THE EXERCISE:
Return only the number of lines holding the word "switch".

--- Start of RECORDS PROVIDED ---

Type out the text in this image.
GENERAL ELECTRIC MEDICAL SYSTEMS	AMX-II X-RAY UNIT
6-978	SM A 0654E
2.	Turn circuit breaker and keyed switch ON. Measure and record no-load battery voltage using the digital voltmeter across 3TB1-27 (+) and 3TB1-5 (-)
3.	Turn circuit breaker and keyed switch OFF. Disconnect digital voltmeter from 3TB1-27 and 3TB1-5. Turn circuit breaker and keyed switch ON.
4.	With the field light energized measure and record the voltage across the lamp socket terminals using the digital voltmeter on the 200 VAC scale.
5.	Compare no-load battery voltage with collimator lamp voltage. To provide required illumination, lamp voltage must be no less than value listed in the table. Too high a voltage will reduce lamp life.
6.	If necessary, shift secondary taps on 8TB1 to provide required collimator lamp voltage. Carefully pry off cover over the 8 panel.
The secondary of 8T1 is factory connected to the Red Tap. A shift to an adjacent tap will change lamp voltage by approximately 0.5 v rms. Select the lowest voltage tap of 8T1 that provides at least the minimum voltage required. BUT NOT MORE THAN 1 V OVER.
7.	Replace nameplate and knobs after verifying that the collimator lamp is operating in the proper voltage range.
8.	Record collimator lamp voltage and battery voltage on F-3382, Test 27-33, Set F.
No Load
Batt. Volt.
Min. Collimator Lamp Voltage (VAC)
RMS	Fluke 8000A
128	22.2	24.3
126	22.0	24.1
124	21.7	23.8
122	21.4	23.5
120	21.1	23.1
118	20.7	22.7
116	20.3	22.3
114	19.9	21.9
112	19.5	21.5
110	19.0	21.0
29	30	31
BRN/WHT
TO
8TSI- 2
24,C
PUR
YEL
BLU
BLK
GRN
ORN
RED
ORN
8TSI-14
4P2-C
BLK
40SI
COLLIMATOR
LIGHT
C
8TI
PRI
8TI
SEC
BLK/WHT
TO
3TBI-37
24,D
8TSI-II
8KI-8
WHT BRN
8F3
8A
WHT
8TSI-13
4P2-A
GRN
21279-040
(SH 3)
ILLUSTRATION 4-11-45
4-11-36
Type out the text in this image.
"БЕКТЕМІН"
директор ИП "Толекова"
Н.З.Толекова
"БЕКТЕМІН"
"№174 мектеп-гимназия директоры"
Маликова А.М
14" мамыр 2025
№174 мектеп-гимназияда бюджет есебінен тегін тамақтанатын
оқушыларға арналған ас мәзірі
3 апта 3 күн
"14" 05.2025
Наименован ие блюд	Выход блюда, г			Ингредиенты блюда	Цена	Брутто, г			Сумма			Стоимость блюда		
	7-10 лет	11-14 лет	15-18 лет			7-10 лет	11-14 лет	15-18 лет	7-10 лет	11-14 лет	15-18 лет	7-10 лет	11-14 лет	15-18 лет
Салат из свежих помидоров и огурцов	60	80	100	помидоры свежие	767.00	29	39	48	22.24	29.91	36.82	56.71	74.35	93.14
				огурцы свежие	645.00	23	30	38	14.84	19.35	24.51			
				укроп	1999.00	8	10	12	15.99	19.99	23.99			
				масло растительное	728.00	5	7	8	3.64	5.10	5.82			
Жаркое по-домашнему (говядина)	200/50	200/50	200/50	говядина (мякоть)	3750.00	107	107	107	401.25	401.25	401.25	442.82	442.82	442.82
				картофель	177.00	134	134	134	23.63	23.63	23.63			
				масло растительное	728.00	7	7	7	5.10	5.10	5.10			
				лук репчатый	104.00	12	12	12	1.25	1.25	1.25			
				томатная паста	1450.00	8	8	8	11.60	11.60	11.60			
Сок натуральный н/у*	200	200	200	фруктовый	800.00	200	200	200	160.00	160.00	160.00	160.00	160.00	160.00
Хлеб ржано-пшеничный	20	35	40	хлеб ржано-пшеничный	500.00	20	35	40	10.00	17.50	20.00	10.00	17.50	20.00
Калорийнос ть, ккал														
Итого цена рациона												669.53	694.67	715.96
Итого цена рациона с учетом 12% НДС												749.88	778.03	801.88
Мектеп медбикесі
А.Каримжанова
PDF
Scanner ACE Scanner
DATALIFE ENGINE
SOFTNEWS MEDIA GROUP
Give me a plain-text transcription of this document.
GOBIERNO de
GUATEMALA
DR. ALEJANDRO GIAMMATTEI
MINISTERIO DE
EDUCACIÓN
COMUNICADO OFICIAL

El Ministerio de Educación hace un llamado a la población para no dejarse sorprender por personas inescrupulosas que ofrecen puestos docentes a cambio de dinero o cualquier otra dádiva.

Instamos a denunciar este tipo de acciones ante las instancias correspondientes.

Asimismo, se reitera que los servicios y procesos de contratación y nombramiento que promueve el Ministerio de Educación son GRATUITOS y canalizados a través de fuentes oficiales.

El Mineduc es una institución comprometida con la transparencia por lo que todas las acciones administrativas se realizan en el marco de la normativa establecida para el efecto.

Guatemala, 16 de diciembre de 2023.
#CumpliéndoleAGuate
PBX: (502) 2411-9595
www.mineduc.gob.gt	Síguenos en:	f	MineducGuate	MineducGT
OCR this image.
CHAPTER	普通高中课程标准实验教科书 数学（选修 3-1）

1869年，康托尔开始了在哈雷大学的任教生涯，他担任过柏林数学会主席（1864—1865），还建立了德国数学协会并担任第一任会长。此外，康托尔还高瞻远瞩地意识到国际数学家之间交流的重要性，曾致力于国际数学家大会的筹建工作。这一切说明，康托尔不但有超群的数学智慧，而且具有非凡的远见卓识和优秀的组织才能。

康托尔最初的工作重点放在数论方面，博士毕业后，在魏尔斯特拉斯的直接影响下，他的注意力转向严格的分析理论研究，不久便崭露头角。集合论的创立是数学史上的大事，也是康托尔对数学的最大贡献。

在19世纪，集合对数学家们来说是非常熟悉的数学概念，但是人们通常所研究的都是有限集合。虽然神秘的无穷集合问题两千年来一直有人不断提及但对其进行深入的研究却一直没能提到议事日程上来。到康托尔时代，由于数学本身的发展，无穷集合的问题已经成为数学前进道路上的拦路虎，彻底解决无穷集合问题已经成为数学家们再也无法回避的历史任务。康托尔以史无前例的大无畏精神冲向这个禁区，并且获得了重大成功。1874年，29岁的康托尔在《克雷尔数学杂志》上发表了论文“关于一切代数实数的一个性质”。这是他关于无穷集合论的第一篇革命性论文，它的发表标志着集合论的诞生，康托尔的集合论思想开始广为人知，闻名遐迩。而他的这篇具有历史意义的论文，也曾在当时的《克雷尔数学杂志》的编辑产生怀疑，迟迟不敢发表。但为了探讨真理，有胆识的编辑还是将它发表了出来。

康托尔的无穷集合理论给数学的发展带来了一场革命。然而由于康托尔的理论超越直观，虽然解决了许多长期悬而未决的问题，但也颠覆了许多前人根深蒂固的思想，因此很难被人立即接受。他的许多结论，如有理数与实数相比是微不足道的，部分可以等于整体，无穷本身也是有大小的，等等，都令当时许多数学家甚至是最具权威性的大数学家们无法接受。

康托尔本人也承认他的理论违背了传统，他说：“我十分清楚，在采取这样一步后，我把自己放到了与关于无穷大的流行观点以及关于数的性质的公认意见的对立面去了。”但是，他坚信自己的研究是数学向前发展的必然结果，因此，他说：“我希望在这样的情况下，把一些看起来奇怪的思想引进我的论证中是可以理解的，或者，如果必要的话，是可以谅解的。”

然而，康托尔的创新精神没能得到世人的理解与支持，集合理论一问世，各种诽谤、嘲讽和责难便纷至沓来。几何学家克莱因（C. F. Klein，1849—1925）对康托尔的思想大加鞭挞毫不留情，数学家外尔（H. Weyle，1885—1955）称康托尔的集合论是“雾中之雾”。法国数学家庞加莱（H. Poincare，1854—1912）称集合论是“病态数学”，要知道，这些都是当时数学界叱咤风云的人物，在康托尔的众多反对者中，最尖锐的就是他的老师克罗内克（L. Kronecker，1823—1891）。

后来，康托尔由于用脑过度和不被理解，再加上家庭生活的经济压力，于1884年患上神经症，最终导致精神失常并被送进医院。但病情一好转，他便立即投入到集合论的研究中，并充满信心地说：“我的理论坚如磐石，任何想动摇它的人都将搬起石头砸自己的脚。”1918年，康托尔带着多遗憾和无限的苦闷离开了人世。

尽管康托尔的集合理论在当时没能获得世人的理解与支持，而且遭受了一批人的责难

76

--- End of RECORDS PROVIDED ---

FULL SOLUTION:
2